Your answer should consist of the lines holding "made", copied from the material below.

===== The data =====

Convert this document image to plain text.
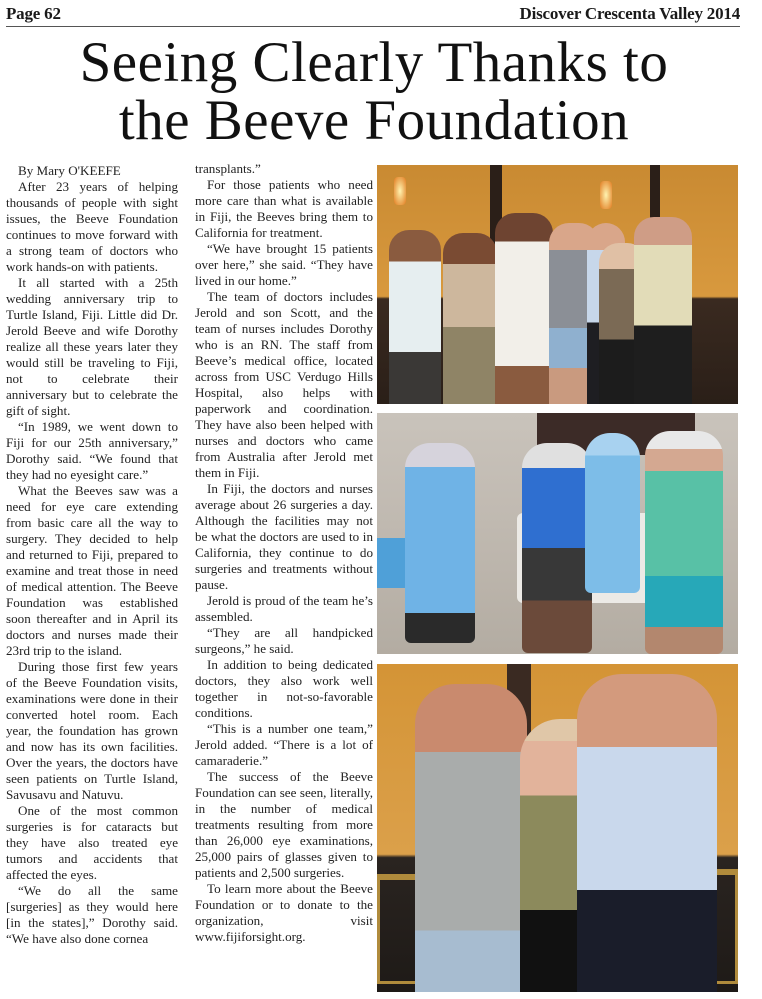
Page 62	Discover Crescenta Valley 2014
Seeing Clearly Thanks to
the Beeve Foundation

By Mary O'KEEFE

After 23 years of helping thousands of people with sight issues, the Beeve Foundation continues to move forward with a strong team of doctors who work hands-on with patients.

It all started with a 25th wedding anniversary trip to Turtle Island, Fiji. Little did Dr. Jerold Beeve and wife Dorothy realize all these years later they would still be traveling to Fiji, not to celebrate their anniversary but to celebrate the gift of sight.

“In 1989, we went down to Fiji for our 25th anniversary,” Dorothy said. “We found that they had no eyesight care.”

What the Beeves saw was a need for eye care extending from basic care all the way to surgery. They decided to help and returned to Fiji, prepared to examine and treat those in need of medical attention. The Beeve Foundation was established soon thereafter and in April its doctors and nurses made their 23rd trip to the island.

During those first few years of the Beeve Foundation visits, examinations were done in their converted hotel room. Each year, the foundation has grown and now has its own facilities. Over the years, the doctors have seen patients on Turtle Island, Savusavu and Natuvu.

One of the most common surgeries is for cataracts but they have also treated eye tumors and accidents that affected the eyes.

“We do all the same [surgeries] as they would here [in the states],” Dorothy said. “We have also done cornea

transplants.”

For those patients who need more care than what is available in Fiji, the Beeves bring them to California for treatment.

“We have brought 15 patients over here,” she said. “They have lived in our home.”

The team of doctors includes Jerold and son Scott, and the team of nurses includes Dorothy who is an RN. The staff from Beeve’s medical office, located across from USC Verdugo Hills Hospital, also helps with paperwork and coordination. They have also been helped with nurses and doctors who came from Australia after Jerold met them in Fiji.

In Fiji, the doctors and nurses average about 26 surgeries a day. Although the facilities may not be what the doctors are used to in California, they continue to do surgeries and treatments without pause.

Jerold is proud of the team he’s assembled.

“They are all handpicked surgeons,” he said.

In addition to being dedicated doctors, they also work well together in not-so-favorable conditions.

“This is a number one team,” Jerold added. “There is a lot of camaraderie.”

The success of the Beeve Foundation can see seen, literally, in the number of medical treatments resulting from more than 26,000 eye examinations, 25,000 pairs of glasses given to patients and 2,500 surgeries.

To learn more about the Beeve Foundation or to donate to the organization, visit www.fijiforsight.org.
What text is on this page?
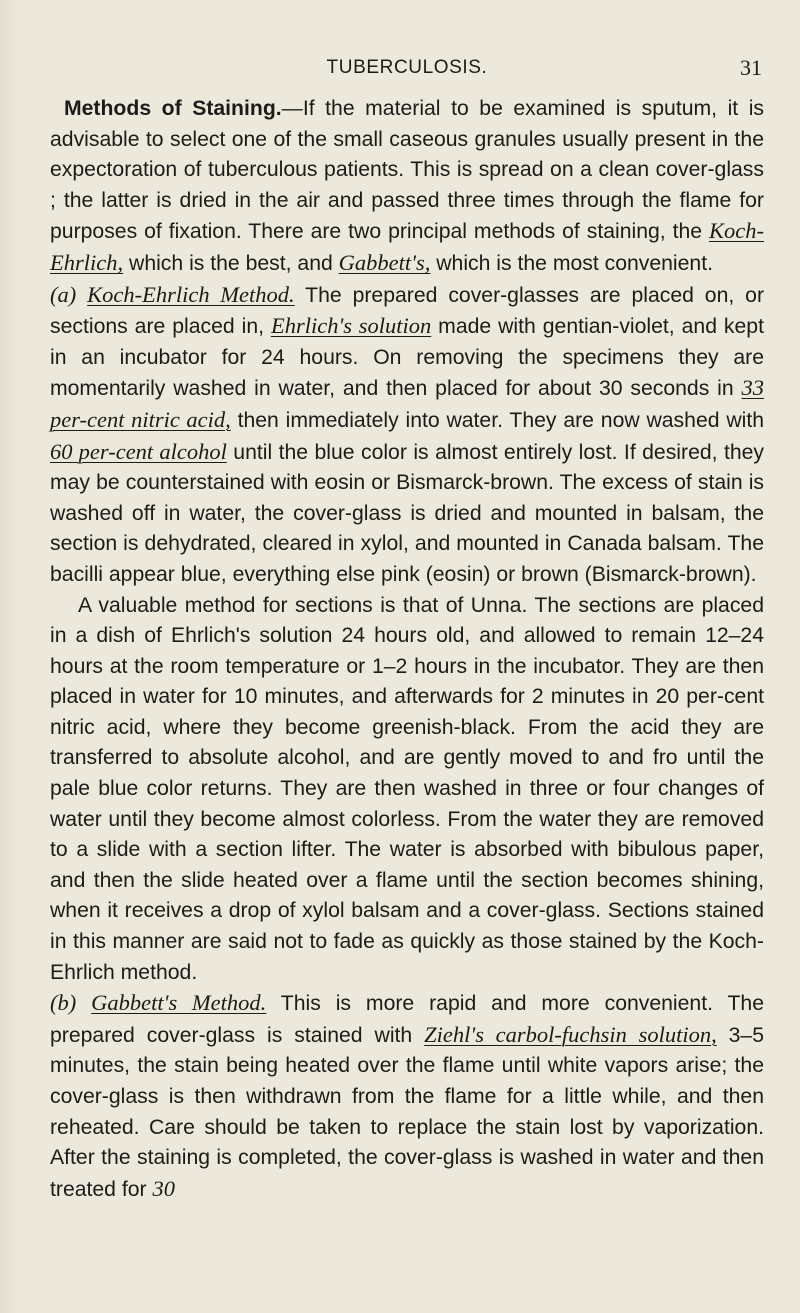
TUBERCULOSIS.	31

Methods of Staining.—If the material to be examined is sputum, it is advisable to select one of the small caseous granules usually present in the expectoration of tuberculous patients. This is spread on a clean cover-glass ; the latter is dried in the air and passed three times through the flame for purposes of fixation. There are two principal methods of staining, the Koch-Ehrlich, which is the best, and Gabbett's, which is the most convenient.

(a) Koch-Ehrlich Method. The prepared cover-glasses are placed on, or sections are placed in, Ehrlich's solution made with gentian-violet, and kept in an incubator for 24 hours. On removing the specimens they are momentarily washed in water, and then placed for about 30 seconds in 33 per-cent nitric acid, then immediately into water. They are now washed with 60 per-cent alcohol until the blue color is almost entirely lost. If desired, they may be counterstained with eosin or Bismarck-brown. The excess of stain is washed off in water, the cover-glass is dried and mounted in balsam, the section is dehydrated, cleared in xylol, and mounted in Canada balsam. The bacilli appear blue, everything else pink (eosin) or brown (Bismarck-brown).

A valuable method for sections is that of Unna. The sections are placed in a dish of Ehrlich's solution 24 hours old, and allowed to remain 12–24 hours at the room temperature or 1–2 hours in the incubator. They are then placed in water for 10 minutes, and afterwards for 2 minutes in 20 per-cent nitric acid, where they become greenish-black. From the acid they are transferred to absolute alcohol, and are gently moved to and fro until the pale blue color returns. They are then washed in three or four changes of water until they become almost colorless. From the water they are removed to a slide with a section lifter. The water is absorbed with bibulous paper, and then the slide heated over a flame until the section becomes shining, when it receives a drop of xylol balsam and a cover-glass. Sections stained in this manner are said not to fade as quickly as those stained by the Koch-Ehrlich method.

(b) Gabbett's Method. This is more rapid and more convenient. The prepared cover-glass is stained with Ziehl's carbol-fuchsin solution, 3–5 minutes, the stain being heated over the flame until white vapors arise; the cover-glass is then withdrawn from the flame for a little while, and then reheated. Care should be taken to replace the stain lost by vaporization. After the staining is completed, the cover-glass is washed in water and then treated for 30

=====

- **Answer**:
What the Beeves saw was a need for eye care extending from basic care all the way to surgery. They decided to help and returned to Fiji, prepared to examine and treat those in need of medical attention. The Beeve Foundation was established soon thereafter and in April its doctors and nurses made their 23rd trip to the island.
(a) Koch-Ehrlich Method. The prepared cover-glasses are placed on, or sections are placed in, Ehrlich's solution made with gentian-violet, and kept in an incubator for 24 hours. On removing the specimens they are momentarily washed in water, and then placed for about 30 seconds in 33 per-cent nitric acid, then immediately into water. They are now washed with 60 per-cent alcohol until the blue color is almost entirely lost. If desired, they may be counterstained with eosin or Bismarck-brown. The excess of stain is washed off in water, the cover-glass is dried and mounted in balsam, the section is dehydrated, cleared in xylol, and mounted in Canada balsam. The bacilli appear blue, everything else pink (eosin) or brown (Bismarck-brown).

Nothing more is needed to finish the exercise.